▼
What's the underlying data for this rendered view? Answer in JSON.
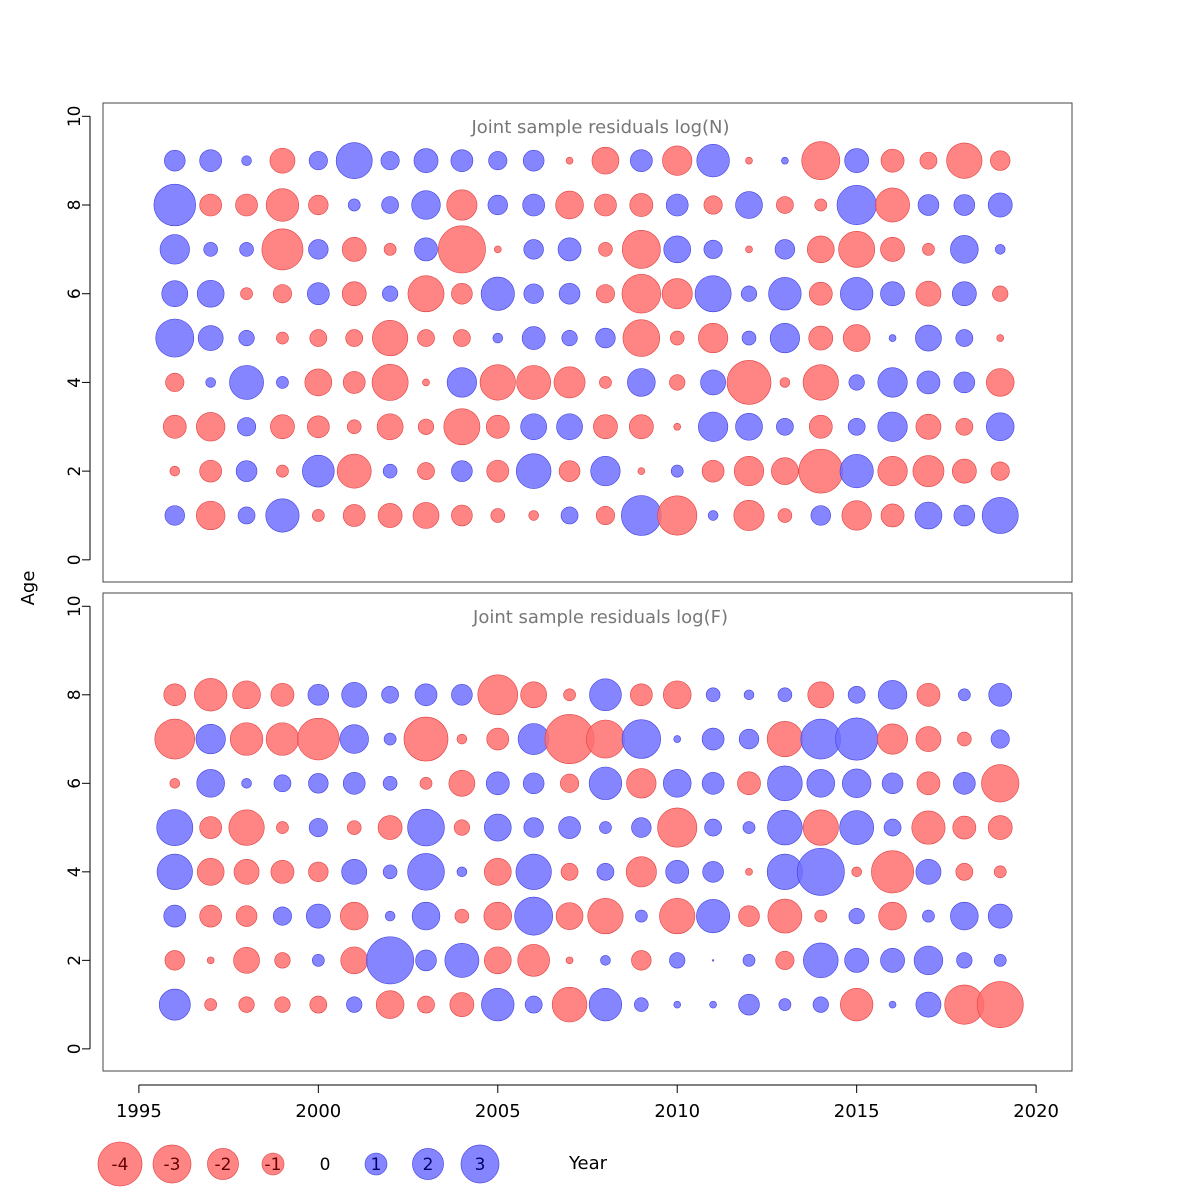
{
  "chart_data": {
    "type": "bubble",
    "xlabel": "Year",
    "ylabel": "Age",
    "xlim": [
      1994,
      2021
    ],
    "x_ticks": [
      1995,
      2000,
      2005,
      2010,
      2015,
      2020
    ],
    "y_ticks": [
      0,
      2,
      4,
      6,
      8,
      10
    ],
    "ylim": [
      -0.5,
      10.3
    ],
    "colors": {
      "negative": "#ff6f6f",
      "positive": "#7070ff"
    },
    "years": [
      1996,
      1997,
      1998,
      1999,
      2000,
      2001,
      2002,
      2003,
      2004,
      2005,
      2006,
      2007,
      2008,
      2009,
      2010,
      2011,
      2012,
      2013,
      2014,
      2015,
      2016,
      2017,
      2018,
      2019
    ],
    "legend": [
      {
        "label": "-4",
        "value": -4
      },
      {
        "label": "-3",
        "value": -3
      },
      {
        "label": "-2",
        "value": -2
      },
      {
        "label": "-1",
        "value": -1
      },
      {
        "label": "0",
        "value": 0
      },
      {
        "label": "1",
        "value": 1
      },
      {
        "label": "2",
        "value": 2
      },
      {
        "label": "3",
        "value": 3
      }
    ],
    "panels": [
      {
        "title": "Joint sample residuals log(N)",
        "ages": [
          1,
          2,
          3,
          4,
          5,
          6,
          7,
          8,
          9
        ],
        "residuals": [
          [
            0.8,
            -0.2,
            -1.1,
            -0.7,
            3.0,
            1.4,
            1.8,
            3.6,
            0.9
          ],
          [
            -1.7,
            -1.0,
            -1.7,
            0.2,
            1.3,
            1.5,
            0.4,
            -1.0,
            1.0
          ],
          [
            0.6,
            0.9,
            0.7,
            2.4,
            0.5,
            -0.3,
            0.4,
            -1.0,
            0.2
          ],
          [
            2.3,
            -0.3,
            -1.2,
            0.3,
            -0.3,
            -0.7,
            -3.5,
            -2.2,
            -1.3
          ],
          [
            -0.3,
            2.1,
            -1.0,
            -1.5,
            -0.6,
            1.0,
            0.8,
            -0.8,
            0.7
          ],
          [
            -1.0,
            -2.4,
            -0.4,
            -1.0,
            -0.6,
            -1.2,
            -1.2,
            0.3,
            2.7
          ],
          [
            -1.2,
            0.4,
            -1.4,
            -2.7,
            -2.6,
            0.5,
            -0.3,
            0.6,
            0.7
          ],
          [
            -1.4,
            -0.6,
            -0.5,
            -0.1,
            -0.6,
            -2.7,
            1.1,
            1.7,
            1.2
          ],
          [
            -0.9,
            0.9,
            -2.7,
            1.8,
            -0.6,
            -0.9,
            -4.6,
            -1.9,
            1.0
          ],
          [
            -0.4,
            -1.0,
            -1.1,
            -2.6,
            0.2,
            2.3,
            -0.1,
            0.8,
            0.7
          ],
          [
            -0.2,
            2.5,
            1.4,
            -2.4,
            1.1,
            0.8,
            0.8,
            1.0,
            0.9
          ],
          [
            0.6,
            -0.9,
            1.4,
            -2.0,
            0.5,
            0.9,
            1.1,
            -1.6,
            -0.1
          ],
          [
            -0.7,
            1.8,
            -1.2,
            -0.3,
            0.8,
            -0.7,
            -0.4,
            -1.0,
            -1.5
          ],
          [
            3.3,
            -0.1,
            -1.2,
            1.6,
            -2.8,
            -3.1,
            -3.0,
            -1.1,
            1.0
          ],
          [
            -3.2,
            0.3,
            -0.1,
            -0.5,
            -0.4,
            -1.9,
            1.5,
            1.0,
            -1.8
          ],
          [
            0.2,
            -1.0,
            1.8,
            1.3,
            -1.8,
            2.7,
            0.7,
            -0.7,
            2.2
          ],
          [
            -1.9,
            -1.8,
            1.5,
            -4.0,
            0.4,
            0.5,
            -0.1,
            1.5,
            -0.1
          ],
          [
            -0.4,
            -1.5,
            0.6,
            -0.2,
            1.8,
            2.2,
            0.8,
            -0.6,
            0.1
          ],
          [
            0.8,
            -4.0,
            -1.1,
            -2.6,
            -1.2,
            -1.1,
            -1.5,
            -0.3,
            -3.0
          ],
          [
            -1.8,
            2.3,
            0.6,
            0.5,
            -1.5,
            2.2,
            -2.7,
            3.2,
            1.2
          ],
          [
            -1.1,
            -1.8,
            1.8,
            1.8,
            0.1,
            1.2,
            -1.2,
            -2.4,
            -1.1
          ],
          [
            1.5,
            -2.0,
            -1.3,
            1.1,
            1.4,
            -1.3,
            -0.3,
            0.9,
            -0.6
          ],
          [
            0.9,
            -1.2,
            -0.6,
            0.9,
            0.6,
            1.2,
            1.6,
            0.9,
            -2.6
          ],
          [
            2.7,
            -0.7,
            1.6,
            -1.6,
            -0.1,
            -0.5,
            0.2,
            1.2,
            -0.8
          ]
        ]
      },
      {
        "title": "Joint sample residuals log(F)",
        "ages": [
          1,
          2,
          3,
          4,
          5,
          6,
          7,
          8
        ],
        "residuals": [
          [
            2.0,
            -0.8,
            1.0,
            2.6,
            2.7,
            -0.2,
            -3.3,
            -1.0
          ],
          [
            -0.3,
            -0.1,
            -1.0,
            -1.5,
            -1.0,
            1.6,
            1.8,
            -2.2
          ],
          [
            -0.5,
            -1.4,
            -0.9,
            -1.3,
            -2.6,
            0.2,
            -2.2,
            -1.6
          ],
          [
            -0.5,
            -0.5,
            0.7,
            -1.1,
            -0.3,
            0.6,
            -2.2,
            -1.1
          ],
          [
            -0.6,
            0.3,
            1.2,
            -0.8,
            0.7,
            0.8,
            -3.6,
            0.9
          ],
          [
            0.5,
            -1.5,
            -1.6,
            1.3,
            -0.4,
            1.0,
            1.7,
            1.3
          ],
          [
            -1.6,
            4.6,
            0.2,
            0.4,
            -1.2,
            0.4,
            0.3,
            0.6
          ],
          [
            -0.6,
            0.9,
            1.6,
            2.8,
            2.8,
            -0.3,
            -4.0,
            1.0
          ],
          [
            -1.2,
            2.4,
            -0.4,
            0.2,
            -0.5,
            -1.4,
            -0.2,
            0.9
          ],
          [
            2.2,
            -1.5,
            -1.6,
            -1.5,
            1.5,
            1.1,
            -1.0,
            -3.3
          ],
          [
            0.6,
            -2.1,
            3.0,
            2.6,
            0.8,
            0.9,
            2.0,
            -1.4
          ],
          [
            -2.5,
            -0.1,
            -1.5,
            -0.6,
            1.0,
            -0.7,
            -5.0,
            -0.3
          ],
          [
            2.2,
            0.2,
            -2.6,
            0.6,
            0.3,
            2.2,
            -3.0,
            2.1
          ],
          [
            0.4,
            -0.8,
            0.3,
            -1.9,
            0.8,
            -1.8,
            3.1,
            -1.0
          ],
          [
            0.1,
            0.5,
            -2.6,
            1.1,
            -3.2,
            1.6,
            0.1,
            -1.6
          ],
          [
            0.1,
            0.0,
            2.3,
            0.9,
            0.6,
            1.0,
            1.0,
            0.4
          ],
          [
            0.9,
            0.3,
            -0.9,
            -0.1,
            0.3,
            -1.1,
            0.8,
            0.2
          ],
          [
            0.3,
            -0.7,
            -2.4,
            2.6,
            2.5,
            2.5,
            -2.6,
            0.4
          ],
          [
            0.5,
            2.5,
            -0.3,
            4.6,
            -2.6,
            1.6,
            3.3,
            -1.4
          ],
          [
            -2.2,
            1.2,
            0.5,
            -0.2,
            2.4,
            1.7,
            3.7,
            0.6
          ],
          [
            0.1,
            1.2,
            -1.6,
            -3.7,
            0.6,
            0.9,
            -1.9,
            1.7
          ],
          [
            1.3,
            1.7,
            0.3,
            1.3,
            -2.3,
            -1.1,
            -1.3,
            -1.1
          ],
          [
            -3.2,
            0.5,
            1.6,
            -0.6,
            -1.1,
            1.0,
            -0.4,
            0.3
          ],
          [
            -4.4,
            0.3,
            1.2,
            -0.3,
            -1.2,
            -2.9,
            0.7,
            1.1
          ]
        ]
      }
    ]
  }
}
▲
Go through the listing above and list every line that has the word "value".

        "value": -4
        "value": -3
        "value": -2
        "value": -1
        "value": 0
        "value": 1
        "value": 2
        "value": 3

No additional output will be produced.